# DIRECTION
Set down each record exactly as written.

--- TASK DATA ---

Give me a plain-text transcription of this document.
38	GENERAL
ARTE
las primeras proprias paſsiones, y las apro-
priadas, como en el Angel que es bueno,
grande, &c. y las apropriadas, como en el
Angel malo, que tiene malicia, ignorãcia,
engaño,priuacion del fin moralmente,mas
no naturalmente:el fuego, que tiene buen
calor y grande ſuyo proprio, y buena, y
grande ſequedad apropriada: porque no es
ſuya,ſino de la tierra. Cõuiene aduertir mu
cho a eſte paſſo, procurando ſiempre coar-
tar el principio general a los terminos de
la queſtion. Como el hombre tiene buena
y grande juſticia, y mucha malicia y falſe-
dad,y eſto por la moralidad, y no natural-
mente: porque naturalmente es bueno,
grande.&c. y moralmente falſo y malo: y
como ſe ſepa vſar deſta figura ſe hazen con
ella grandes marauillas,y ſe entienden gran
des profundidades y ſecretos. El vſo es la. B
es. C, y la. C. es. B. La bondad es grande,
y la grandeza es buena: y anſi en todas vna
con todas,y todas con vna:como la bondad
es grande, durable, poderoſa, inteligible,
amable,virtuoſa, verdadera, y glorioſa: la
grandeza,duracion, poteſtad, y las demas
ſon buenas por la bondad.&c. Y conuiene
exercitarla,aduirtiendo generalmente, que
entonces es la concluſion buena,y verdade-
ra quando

---

# THE OUTPUT
Give me a plain-text transcription of this document.
38	GENERAL
ARTE
las primeras proprias paſsiones, y las apro-
priadas, como en el Angel que es bueno,
grande, &c. y las apropriadas, como en el
Angel malo, que tiene malicia, ignorãcia,
engaño,priuacion del fin moralmente,mas
no naturalmente:el fuego, que tiene buen
calor y grande ſuyo proprio, y buena, y
grande ſequedad apropriada: porque no es
ſuya,ſino de la tierra. Cõuiene aduertir mu
cho a eſte paſſo, procurando ſiempre coar-
tar el principio general a los terminos de
la queſtion. Como el hombre tiene buena
y grande juſticia, y mucha malicia y falſe-
dad,y eſto por la moralidad, y no natural-
mente: porque naturalmente es bueno,
grande.&c. y moralmente falſo y malo: y
como ſe ſepa vſar deſta figura ſe hazen con
ella grandes marauillas,y ſe entienden gran
des profundidades y ſecretos. El vſo es la. B
es. C, y la. C. es. B. La bondad es grande,
y la grandeza es buena: y anſi en todas vna
con todas,y todas con vna:como la bondad
es grande, durable, poderoſa, inteligible,
amable,virtuoſa, verdadera, y glorioſa: la
grandeza,duracion, poteſtad, y las demas
ſon buenas por la bondad.&c. Y conuiene
exercitarla,aduirtiendo generalmente, que
entonces es la concluſion buena,y verdade-
ra quando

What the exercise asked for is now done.